§ EXERCISE:
Reproduce every row below word for word, leaving out the pictures.

---------- INPUT FOR THIS TASK ----------

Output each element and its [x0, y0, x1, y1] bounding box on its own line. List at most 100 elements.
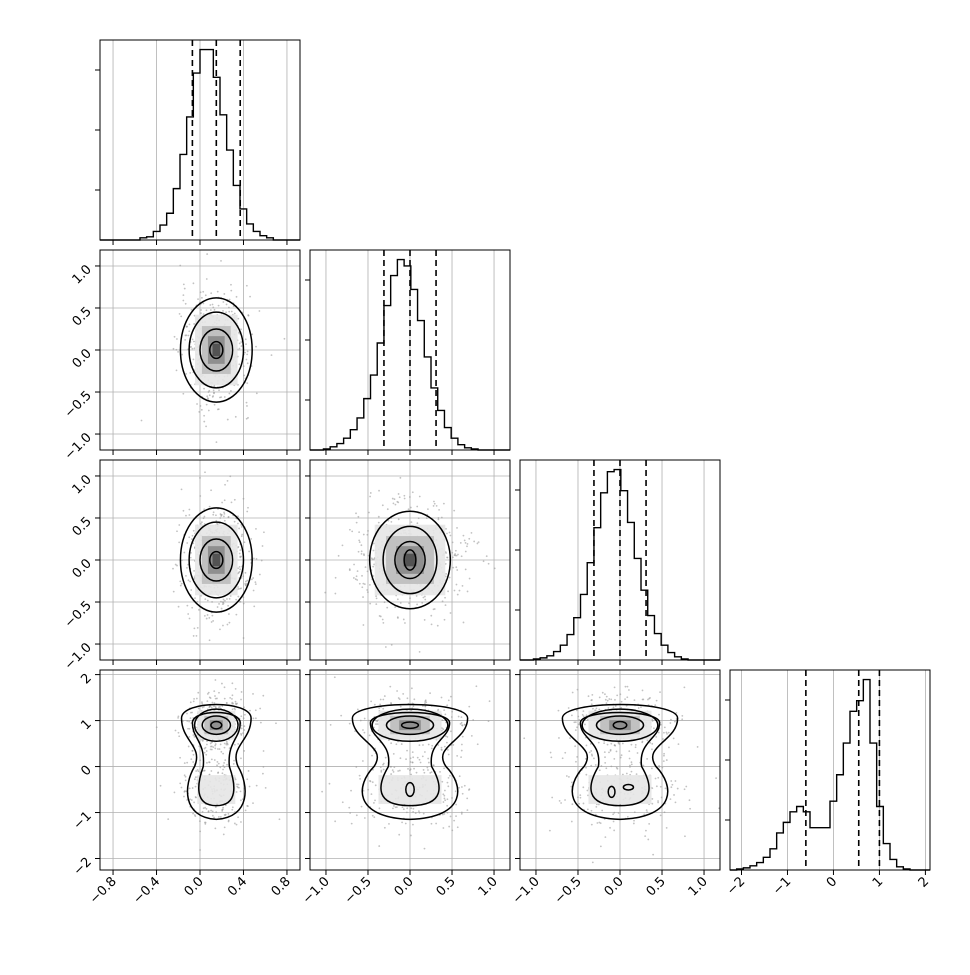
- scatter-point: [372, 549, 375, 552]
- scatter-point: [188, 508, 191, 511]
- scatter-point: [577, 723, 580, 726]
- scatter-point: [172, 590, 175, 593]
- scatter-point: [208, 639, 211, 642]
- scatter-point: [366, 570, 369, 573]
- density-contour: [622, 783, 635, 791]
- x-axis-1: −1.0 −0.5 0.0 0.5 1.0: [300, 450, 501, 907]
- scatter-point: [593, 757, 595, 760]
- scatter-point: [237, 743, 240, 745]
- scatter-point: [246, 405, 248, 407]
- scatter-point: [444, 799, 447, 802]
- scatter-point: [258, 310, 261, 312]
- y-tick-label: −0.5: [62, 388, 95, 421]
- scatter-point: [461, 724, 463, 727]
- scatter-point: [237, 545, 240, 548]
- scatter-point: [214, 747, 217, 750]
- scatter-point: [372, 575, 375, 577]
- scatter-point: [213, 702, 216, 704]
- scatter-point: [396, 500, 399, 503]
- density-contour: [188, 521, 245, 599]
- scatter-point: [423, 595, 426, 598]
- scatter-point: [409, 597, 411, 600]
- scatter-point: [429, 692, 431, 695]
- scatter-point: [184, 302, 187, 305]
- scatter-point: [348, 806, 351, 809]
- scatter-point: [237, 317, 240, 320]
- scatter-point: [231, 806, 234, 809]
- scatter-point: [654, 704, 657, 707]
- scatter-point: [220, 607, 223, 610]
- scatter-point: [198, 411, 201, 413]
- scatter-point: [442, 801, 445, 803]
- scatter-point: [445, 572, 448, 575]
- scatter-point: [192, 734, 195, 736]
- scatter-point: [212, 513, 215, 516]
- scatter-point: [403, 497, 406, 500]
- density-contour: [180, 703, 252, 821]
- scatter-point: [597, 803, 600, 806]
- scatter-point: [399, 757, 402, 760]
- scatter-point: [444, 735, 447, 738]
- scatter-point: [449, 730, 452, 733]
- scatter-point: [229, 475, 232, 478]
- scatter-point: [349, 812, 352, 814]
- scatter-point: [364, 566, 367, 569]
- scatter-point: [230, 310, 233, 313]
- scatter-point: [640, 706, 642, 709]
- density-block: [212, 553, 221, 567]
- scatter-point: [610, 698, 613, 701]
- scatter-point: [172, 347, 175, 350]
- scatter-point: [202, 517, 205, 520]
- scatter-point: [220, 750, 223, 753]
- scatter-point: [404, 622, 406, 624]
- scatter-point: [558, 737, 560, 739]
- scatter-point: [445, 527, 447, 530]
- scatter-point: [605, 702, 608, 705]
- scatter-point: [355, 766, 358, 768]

----------

§ FULL ANSWER:
Output each element and its [x0, y0, x1, y1] bounding box on its own line. List at most 100 elements.
- scatter-point: [372, 549, 375, 552]
- scatter-point: [188, 508, 191, 511]
- scatter-point: [577, 723, 580, 726]
- scatter-point: [172, 590, 175, 593]
- scatter-point: [208, 639, 211, 642]
- scatter-point: [366, 570, 369, 573]
- density-contour: [622, 783, 635, 791]
- x-axis-1: −1.0 −0.5 0.0 0.5 1.0: [300, 450, 501, 907]
- scatter-point: [593, 757, 595, 760]
- scatter-point: [237, 743, 240, 745]
- scatter-point: [246, 405, 248, 407]
- scatter-point: [444, 799, 447, 802]
- scatter-point: [258, 310, 261, 312]
- y-tick-label: −0.5: [62, 388, 95, 421]
- scatter-point: [461, 724, 463, 727]
- scatter-point: [237, 545, 240, 548]
- scatter-point: [214, 747, 217, 750]
- scatter-point: [372, 575, 375, 577]
- scatter-point: [213, 702, 216, 704]
- scatter-point: [396, 500, 399, 503]
- density-contour: [188, 521, 245, 599]
- scatter-point: [423, 595, 426, 598]
- scatter-point: [409, 597, 411, 600]
- scatter-point: [429, 692, 431, 695]
- scatter-point: [184, 302, 187, 305]
- scatter-point: [348, 806, 351, 809]
- scatter-point: [237, 317, 240, 320]
- scatter-point: [231, 806, 234, 809]
- scatter-point: [654, 704, 657, 707]
- scatter-point: [220, 607, 223, 610]
- scatter-point: [198, 411, 201, 413]
- scatter-point: [442, 801, 445, 803]
- scatter-point: [445, 572, 448, 575]
- scatter-point: [192, 734, 195, 736]
- scatter-point: [212, 513, 215, 516]
- scatter-point: [403, 497, 406, 500]
- density-contour: [180, 703, 252, 821]
- scatter-point: [597, 803, 600, 806]
- scatter-point: [399, 757, 402, 760]
- scatter-point: [444, 735, 447, 738]
- scatter-point: [449, 730, 452, 733]
- scatter-point: [229, 475, 232, 478]
- scatter-point: [349, 812, 352, 814]
- scatter-point: [364, 566, 367, 569]
- scatter-point: [230, 310, 233, 313]
- scatter-point: [640, 706, 642, 709]
- density-block: [212, 553, 221, 567]
- scatter-point: [610, 698, 613, 701]
- scatter-point: [172, 347, 175, 350]
- scatter-point: [202, 517, 205, 520]
- scatter-point: [220, 750, 223, 753]
- scatter-point: [404, 622, 406, 624]
- scatter-point: [558, 737, 560, 739]
- scatter-point: [445, 527, 447, 530]
- scatter-point: [605, 702, 608, 705]
- scatter-point: [355, 766, 358, 768]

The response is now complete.